Exactly as written, quote every line that follows, skipping the images.

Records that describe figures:
—————

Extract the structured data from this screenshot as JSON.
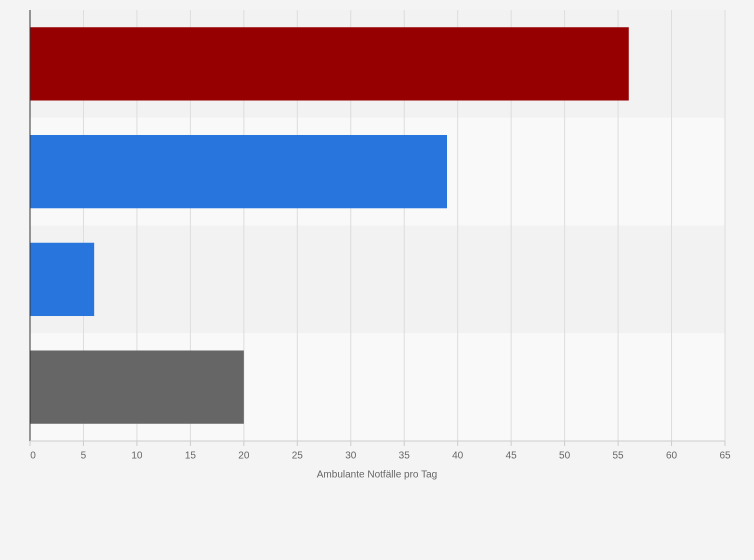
{
  "chart_data": {
    "type": "bar",
    "orientation": "horizontal",
    "categories": [
      null,
      null,
      null,
      null
    ],
    "values": [
      56,
      39,
      6,
      20
    ],
    "colors": [
      "#960000",
      "#2876dd",
      "#2876dd",
      "#666666"
    ],
    "x_label": "Ambulante Notfälle pro Tag",
    "xlim": [
      0,
      65
    ],
    "xticks": [
      0,
      5,
      10,
      15,
      20,
      25,
      30,
      35,
      40,
      45,
      50,
      55,
      60,
      65
    ],
    "grid": true
  }
}
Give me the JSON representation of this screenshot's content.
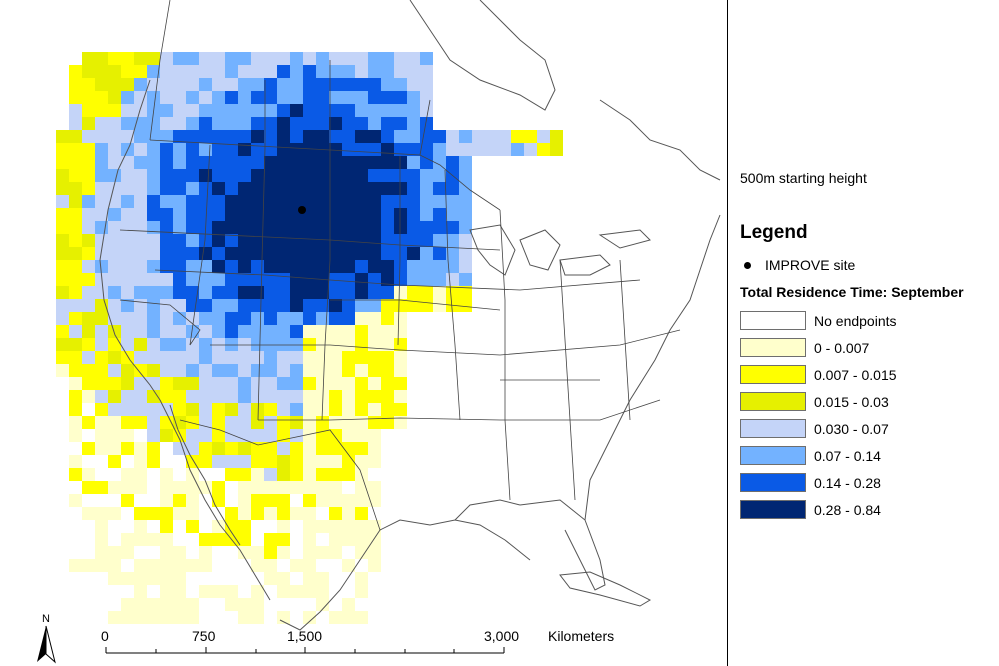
{
  "map": {
    "subtitle": "500m starting height",
    "north_arrow_label": "N"
  },
  "legend": {
    "title": "Legend",
    "site_label": "IMPROVE site",
    "residence_title": "Total Residence Time: September",
    "classes": [
      {
        "label": "No endpoints",
        "color": "#ffffff"
      },
      {
        "label": "0 - 0.007",
        "color": "#ffffcc"
      },
      {
        "label": "0.007 - 0.015",
        "color": "#ffff00"
      },
      {
        "label": "0.015 - 0.03",
        "color": "#e6f000"
      },
      {
        "label": "0.030 - 0.07",
        "color": "#c4d4f8"
      },
      {
        "label": "0.07 - 0.14",
        "color": "#73b2ff"
      },
      {
        "label": "0.14 - 0.28",
        "color": "#0a5ae6"
      },
      {
        "label": "0.28 - 0.84",
        "color": "#002673"
      }
    ]
  },
  "scale_bar": {
    "ticks": [
      "0",
      "750",
      "1,500",
      "3,000"
    ],
    "units": "Kilometers"
  }
}
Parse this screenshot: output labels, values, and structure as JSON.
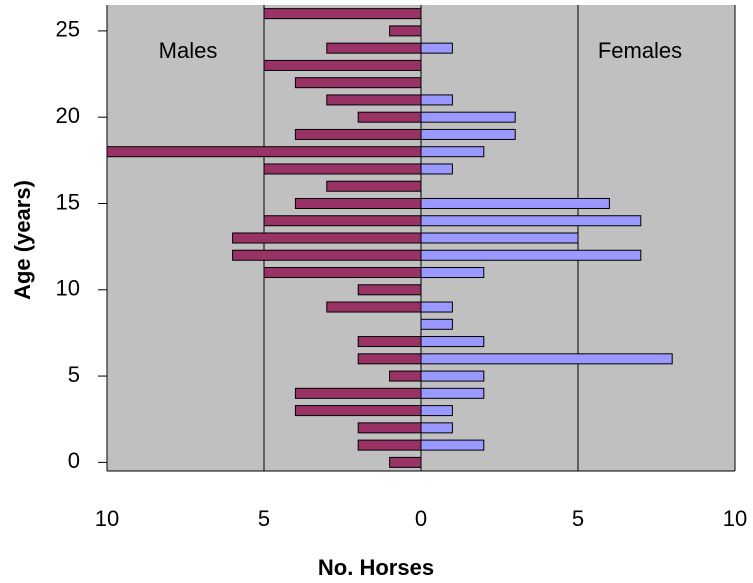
{
  "chart_data": {
    "type": "pyramid",
    "y_label": "Age (years)",
    "x_label": "No. Horses",
    "annotations": [
      "Males",
      "Females"
    ],
    "y": [
      0,
      1,
      2,
      3,
      4,
      5,
      6,
      7,
      8,
      9,
      10,
      11,
      12,
      13,
      14,
      15,
      16,
      17,
      18,
      19,
      20,
      21,
      22,
      23,
      24,
      25,
      26
    ],
    "series": [
      {
        "name": "Males",
        "color": "#993366",
        "side": "left",
        "values": [
          1,
          2,
          2,
          4,
          4,
          1,
          2,
          2,
          0,
          3,
          2,
          5,
          6,
          6,
          5,
          4,
          3,
          5,
          10,
          4,
          2,
          3,
          4,
          5,
          3,
          1,
          5
        ]
      },
      {
        "name": "Females",
        "color": "#9999ff",
        "side": "right",
        "values": [
          0,
          2,
          1,
          1,
          2,
          2,
          8,
          2,
          1,
          1,
          0,
          2,
          7,
          5,
          7,
          6,
          0,
          1,
          2,
          3,
          3,
          1,
          0,
          0,
          1,
          0,
          0
        ]
      }
    ],
    "xlim": [
      -10,
      10
    ],
    "xticks": [
      {
        "value": -10,
        "label": "10"
      },
      {
        "value": -5,
        "label": "5"
      },
      0,
      5,
      10
    ],
    "ylim": [
      -0.5,
      26.5
    ],
    "yticks": [
      0,
      5,
      10,
      15,
      20,
      25
    ],
    "grid": true,
    "background": "#c0c0c0"
  }
}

—————

> Result below
Extract the structured data from this screenshot as JSON.
{
  "chart_data": {
    "type": "bar",
    "orientation": "horizontal",
    "categories": [
      null,
      null,
      null,
      null
    ],
    "values": [
      56,
      39,
      6,
      20
    ],
    "colors": [
      "#960000",
      "#2876dd",
      "#2876dd",
      "#666666"
    ],
    "x_label": "Ambulante Notfälle pro Tag",
    "xlim": [
      0,
      65
    ],
    "xticks": [
      0,
      5,
      10,
      15,
      20,
      25,
      30,
      35,
      40,
      45,
      50,
      55,
      60,
      65
    ],
    "grid": true
  }
}
Give me the JSON representation of this screenshot's content.
{
  "map": {
    "subtitle": "500m starting height",
    "north_arrow_label": "N"
  },
  "legend": {
    "title": "Legend",
    "site_label": "IMPROVE site",
    "residence_title": "Total Residence Time: September",
    "classes": [
      {
        "label": "No endpoints",
        "color": "#ffffff"
      },
      {
        "label": "0 - 0.007",
        "color": "#ffffcc"
      },
      {
        "label": "0.007 - 0.015",
        "color": "#ffff00"
      },
      {
        "label": "0.015 - 0.03",
        "color": "#e6f000"
      },
      {
        "label": "0.030 - 0.07",
        "color": "#c4d4f8"
      },
      {
        "label": "0.07 - 0.14",
        "color": "#73b2ff"
      },
      {
        "label": "0.14 - 0.28",
        "color": "#0a5ae6"
      },
      {
        "label": "0.28 - 0.84",
        "color": "#002673"
      }
    ]
  },
  "scale_bar": {
    "ticks": [
      "0",
      "750",
      "1,500",
      "3,000"
    ],
    "units": "Kilometers"
  }
}
Parse this screenshot: output labels, values, and structure as JSON.
{
  "chart_data": {
    "type": "pyramid",
    "y_label": "Age (years)",
    "x_label": "No. Horses",
    "annotations": [
      "Males",
      "Females"
    ],
    "y": [
      0,
      1,
      2,
      3,
      4,
      5,
      6,
      7,
      8,
      9,
      10,
      11,
      12,
      13,
      14,
      15,
      16,
      17,
      18,
      19,
      20,
      21,
      22,
      23,
      24,
      25,
      26
    ],
    "series": [
      {
        "name": "Males",
        "color": "#993366",
        "side": "left",
        "values": [
          1,
          2,
          2,
          4,
          4,
          1,
          2,
          2,
          0,
          3,
          2,
          5,
          6,
          6,
          5,
          4,
          3,
          5,
          10,
          4,
          2,
          3,
          4,
          5,
          3,
          1,
          5
        ]
      },
      {
        "name": "Females",
        "color": "#9999ff",
        "side": "right",
        "values": [
          0,
          2,
          1,
          1,
          2,
          2,
          8,
          2,
          1,
          1,
          0,
          2,
          7,
          5,
          7,
          6,
          0,
          1,
          2,
          3,
          3,
          1,
          0,
          0,
          1,
          0,
          0
        ]
      }
    ],
    "xlim": [
      -10,
      10
    ],
    "xticks": [
      {
        "value": -10,
        "label": "10"
      },
      {
        "value": -5,
        "label": "5"
      },
      0,
      5,
      10
    ],
    "ylim": [
      -0.5,
      26.5
    ],
    "yticks": [
      0,
      5,
      10,
      15,
      20,
      25
    ],
    "grid": true,
    "background": "#c0c0c0"
  }
}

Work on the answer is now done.